● **Task**
Scan the lines below for the string "تلفن" and copy every one that has it.

● **Data for the task**
--- start ---

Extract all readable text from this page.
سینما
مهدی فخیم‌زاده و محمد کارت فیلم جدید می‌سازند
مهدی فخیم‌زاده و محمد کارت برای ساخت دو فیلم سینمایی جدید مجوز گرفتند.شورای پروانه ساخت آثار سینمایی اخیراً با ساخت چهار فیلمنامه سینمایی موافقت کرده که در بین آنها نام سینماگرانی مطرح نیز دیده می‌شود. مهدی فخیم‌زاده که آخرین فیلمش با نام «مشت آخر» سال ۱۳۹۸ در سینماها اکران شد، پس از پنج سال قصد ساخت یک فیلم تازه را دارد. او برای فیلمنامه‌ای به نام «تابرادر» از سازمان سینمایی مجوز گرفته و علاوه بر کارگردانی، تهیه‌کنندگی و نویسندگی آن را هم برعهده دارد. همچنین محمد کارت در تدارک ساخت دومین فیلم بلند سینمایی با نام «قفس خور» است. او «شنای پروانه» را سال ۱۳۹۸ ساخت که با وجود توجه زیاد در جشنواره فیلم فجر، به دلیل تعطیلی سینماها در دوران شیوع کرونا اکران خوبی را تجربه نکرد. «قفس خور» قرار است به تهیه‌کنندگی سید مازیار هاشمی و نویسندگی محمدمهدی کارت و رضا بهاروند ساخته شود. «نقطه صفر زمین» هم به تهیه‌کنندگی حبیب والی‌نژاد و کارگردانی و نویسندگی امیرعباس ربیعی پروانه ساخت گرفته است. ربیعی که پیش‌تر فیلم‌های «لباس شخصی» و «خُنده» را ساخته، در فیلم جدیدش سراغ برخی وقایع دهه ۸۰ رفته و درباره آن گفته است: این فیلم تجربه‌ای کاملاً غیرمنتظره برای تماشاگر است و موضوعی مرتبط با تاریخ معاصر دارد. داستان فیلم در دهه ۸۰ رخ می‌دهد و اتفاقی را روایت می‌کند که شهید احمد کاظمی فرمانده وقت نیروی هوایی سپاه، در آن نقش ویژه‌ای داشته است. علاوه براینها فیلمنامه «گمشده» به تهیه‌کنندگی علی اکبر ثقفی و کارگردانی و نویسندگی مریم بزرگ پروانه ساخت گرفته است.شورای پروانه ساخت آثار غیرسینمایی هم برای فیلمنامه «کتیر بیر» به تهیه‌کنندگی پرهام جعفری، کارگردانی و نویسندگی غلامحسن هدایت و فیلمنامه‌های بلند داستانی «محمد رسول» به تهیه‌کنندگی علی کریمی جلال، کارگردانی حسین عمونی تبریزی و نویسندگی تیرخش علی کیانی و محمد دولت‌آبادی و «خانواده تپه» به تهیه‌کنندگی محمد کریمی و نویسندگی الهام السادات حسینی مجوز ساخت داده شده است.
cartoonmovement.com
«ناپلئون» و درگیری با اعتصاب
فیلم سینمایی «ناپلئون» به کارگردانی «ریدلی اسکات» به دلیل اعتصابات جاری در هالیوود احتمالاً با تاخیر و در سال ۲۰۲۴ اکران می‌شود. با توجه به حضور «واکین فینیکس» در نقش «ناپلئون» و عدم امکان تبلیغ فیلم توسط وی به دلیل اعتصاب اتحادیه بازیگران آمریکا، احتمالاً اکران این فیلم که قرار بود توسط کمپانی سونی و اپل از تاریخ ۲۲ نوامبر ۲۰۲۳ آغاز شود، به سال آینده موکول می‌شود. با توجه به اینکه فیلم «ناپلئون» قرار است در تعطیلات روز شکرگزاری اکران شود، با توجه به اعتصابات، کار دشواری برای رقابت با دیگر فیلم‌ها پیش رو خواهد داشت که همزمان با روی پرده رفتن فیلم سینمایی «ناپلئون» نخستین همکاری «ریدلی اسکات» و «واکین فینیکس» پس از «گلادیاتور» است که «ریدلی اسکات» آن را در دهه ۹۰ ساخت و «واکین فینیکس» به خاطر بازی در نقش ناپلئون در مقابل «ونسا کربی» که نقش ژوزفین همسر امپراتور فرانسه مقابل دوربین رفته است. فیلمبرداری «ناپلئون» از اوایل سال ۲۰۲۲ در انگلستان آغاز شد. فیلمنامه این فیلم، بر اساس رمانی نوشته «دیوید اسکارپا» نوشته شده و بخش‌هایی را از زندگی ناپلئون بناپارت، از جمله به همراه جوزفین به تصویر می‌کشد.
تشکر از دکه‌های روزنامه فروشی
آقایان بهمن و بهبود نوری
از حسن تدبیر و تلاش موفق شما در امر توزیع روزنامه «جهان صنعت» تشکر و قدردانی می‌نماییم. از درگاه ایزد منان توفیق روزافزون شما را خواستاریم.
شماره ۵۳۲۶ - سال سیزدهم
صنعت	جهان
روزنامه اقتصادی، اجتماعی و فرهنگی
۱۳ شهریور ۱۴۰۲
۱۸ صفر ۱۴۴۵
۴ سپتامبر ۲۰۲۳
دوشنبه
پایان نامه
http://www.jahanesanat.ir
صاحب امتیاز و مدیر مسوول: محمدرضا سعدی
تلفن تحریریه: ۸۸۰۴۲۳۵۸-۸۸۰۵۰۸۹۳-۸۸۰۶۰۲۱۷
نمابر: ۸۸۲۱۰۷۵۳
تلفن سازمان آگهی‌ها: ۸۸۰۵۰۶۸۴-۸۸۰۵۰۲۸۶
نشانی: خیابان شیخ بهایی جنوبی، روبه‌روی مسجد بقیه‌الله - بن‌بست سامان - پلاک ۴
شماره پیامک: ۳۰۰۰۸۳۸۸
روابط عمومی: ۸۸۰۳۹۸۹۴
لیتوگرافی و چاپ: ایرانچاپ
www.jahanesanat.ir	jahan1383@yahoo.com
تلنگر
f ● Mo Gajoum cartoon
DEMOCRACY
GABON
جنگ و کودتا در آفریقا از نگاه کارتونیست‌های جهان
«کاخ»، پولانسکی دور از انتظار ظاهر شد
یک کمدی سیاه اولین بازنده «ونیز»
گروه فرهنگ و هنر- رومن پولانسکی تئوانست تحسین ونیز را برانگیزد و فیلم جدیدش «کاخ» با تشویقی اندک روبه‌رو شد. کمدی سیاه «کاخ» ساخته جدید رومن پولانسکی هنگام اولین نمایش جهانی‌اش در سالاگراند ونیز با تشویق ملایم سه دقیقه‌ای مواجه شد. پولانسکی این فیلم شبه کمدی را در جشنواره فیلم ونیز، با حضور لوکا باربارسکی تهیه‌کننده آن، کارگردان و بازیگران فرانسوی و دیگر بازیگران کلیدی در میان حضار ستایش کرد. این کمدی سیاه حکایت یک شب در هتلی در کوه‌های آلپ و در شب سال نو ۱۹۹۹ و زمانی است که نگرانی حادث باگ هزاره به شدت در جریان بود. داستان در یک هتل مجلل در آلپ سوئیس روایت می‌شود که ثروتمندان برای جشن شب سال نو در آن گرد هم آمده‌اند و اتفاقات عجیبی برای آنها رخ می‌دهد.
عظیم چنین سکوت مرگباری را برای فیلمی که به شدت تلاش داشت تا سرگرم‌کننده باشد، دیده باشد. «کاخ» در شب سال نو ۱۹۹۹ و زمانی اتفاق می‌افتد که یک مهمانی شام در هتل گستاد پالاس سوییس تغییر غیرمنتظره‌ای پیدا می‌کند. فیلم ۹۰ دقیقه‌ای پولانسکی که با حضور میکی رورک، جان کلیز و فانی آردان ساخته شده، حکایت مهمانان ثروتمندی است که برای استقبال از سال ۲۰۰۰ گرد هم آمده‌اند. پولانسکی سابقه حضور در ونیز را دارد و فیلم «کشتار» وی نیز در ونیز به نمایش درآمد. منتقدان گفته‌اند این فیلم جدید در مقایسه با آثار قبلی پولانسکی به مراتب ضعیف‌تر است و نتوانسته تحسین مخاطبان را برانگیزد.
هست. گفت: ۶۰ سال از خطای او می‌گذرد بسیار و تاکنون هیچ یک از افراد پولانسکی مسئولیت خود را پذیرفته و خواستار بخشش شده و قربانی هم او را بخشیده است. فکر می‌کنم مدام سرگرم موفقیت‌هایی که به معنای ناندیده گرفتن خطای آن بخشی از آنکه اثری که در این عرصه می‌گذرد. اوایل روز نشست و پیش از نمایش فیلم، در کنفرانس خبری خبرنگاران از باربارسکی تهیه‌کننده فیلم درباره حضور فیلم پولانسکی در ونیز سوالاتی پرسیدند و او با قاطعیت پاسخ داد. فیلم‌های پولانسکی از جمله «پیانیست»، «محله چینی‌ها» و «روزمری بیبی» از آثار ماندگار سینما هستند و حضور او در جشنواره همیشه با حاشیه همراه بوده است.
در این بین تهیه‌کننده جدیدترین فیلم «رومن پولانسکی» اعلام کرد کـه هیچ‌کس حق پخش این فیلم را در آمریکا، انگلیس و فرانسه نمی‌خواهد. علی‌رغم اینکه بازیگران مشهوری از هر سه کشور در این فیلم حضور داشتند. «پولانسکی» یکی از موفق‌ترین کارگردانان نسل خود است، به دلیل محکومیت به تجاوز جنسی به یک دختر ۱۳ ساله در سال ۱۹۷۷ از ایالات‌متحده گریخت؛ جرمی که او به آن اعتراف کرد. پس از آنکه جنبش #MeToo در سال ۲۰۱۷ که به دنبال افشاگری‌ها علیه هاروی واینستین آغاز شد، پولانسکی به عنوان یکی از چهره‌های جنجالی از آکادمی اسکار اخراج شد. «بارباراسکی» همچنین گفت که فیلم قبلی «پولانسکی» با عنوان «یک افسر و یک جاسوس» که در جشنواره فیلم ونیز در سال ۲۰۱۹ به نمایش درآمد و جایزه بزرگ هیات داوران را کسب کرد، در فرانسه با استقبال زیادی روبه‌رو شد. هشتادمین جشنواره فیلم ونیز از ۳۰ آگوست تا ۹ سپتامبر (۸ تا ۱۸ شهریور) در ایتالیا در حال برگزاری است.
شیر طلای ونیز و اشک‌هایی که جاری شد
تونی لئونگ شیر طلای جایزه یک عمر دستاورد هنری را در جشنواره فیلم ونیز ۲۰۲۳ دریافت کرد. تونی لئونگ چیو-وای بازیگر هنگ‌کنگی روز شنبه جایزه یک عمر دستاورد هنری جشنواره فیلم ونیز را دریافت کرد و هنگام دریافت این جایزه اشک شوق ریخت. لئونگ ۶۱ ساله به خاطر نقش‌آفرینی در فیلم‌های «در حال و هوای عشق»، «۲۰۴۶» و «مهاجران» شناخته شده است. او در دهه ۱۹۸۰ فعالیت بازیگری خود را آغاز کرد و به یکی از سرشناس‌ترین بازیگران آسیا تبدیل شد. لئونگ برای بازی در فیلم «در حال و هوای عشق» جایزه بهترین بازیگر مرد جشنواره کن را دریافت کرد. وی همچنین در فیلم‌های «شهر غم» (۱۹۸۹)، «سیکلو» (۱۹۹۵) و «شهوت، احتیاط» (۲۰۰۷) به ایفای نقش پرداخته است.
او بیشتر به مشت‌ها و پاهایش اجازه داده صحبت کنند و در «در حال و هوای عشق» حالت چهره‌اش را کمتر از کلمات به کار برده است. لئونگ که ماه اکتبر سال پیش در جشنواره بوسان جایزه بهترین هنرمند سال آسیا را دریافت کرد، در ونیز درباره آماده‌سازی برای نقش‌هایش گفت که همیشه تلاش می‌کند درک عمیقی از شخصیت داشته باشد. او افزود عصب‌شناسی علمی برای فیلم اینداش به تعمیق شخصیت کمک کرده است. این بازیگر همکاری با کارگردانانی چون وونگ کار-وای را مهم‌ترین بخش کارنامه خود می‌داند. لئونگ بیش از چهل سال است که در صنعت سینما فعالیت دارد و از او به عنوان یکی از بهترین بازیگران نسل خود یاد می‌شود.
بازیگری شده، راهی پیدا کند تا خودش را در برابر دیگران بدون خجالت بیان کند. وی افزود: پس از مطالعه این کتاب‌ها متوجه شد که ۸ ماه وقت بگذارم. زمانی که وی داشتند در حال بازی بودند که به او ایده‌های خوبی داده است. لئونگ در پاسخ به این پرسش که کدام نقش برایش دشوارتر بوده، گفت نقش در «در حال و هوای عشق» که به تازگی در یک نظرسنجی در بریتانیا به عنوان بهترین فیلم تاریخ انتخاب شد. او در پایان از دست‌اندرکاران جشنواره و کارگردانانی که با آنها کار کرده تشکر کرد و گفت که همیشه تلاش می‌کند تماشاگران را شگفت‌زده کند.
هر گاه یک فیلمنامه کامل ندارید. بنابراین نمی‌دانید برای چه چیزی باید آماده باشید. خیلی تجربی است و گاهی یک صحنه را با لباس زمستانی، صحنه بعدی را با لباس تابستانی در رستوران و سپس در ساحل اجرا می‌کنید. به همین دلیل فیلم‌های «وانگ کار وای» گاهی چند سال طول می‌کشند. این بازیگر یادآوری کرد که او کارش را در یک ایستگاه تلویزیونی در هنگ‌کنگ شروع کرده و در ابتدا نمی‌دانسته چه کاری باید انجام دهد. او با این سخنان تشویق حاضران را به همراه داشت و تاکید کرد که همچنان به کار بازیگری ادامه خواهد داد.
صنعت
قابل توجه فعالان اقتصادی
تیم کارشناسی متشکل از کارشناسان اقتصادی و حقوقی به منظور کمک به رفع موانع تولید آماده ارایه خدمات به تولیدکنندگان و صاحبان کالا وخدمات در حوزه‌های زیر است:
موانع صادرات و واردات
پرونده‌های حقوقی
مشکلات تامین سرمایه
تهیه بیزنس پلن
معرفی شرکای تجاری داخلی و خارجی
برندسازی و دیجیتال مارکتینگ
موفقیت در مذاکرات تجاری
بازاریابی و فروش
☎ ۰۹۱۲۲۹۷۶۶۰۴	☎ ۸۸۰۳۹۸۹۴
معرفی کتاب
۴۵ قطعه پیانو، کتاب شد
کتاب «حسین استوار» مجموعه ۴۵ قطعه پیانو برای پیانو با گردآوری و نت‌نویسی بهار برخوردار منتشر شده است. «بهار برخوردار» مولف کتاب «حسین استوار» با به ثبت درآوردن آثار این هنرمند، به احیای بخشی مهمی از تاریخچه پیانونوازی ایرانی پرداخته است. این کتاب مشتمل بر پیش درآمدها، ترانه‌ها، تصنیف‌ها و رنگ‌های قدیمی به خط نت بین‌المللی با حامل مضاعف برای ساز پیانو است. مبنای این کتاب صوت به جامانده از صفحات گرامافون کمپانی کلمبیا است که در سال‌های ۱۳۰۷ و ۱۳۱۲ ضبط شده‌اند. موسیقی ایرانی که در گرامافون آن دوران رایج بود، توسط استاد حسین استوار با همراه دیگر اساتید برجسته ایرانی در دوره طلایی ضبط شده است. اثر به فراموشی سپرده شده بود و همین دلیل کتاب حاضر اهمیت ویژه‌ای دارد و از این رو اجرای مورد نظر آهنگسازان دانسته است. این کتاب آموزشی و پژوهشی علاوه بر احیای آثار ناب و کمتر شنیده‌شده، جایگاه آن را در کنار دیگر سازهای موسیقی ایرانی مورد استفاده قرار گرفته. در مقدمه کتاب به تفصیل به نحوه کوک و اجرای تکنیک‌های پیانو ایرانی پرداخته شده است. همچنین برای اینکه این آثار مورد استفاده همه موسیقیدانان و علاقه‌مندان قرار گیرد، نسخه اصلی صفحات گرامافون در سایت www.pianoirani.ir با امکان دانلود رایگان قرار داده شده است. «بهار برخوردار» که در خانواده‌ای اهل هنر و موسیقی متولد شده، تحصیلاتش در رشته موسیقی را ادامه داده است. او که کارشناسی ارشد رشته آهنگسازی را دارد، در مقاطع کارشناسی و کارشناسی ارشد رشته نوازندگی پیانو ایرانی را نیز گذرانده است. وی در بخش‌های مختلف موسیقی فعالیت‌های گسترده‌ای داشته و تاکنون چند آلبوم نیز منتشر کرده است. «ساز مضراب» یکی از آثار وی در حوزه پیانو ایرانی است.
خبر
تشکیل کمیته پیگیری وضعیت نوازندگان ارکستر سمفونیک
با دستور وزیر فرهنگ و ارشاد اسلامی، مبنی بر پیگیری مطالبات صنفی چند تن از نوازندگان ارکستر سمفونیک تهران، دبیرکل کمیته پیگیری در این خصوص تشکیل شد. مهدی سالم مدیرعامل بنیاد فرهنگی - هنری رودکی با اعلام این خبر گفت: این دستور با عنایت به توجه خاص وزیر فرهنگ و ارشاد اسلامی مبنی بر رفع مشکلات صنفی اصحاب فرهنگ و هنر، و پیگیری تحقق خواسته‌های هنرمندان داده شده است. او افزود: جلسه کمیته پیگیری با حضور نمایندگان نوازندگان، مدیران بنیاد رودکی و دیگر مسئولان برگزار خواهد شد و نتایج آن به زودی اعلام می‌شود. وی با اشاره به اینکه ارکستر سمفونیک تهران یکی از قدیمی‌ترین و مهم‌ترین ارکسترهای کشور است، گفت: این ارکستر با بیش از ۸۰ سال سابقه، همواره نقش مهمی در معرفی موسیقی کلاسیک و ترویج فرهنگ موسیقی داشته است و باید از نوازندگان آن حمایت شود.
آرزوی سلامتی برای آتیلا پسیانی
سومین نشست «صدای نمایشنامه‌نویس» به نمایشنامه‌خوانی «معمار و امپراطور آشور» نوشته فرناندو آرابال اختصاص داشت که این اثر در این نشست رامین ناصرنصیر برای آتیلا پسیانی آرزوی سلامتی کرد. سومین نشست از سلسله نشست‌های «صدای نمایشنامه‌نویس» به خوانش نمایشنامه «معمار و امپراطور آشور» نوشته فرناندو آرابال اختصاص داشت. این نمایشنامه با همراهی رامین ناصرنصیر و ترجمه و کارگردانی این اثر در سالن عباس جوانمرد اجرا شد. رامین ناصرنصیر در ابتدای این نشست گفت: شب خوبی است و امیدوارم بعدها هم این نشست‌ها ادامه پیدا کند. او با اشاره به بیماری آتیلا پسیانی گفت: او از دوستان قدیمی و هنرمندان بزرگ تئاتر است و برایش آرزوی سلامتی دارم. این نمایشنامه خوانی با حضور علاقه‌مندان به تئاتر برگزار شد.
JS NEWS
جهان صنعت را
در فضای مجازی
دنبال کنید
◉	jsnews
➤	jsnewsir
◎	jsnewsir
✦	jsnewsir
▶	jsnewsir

--- end ---

● **Solution for this problem**
تلفن تحریریه: ۸۸۰۴۲۳۵۸-۸۸۰۵۰۸۹۳-۸۸۰۶۰۲۱۷
تلفن سازمان آگهی‌ها: ۸۸۰۵۰۶۸۴-۸۸۰۵۰۲۸۶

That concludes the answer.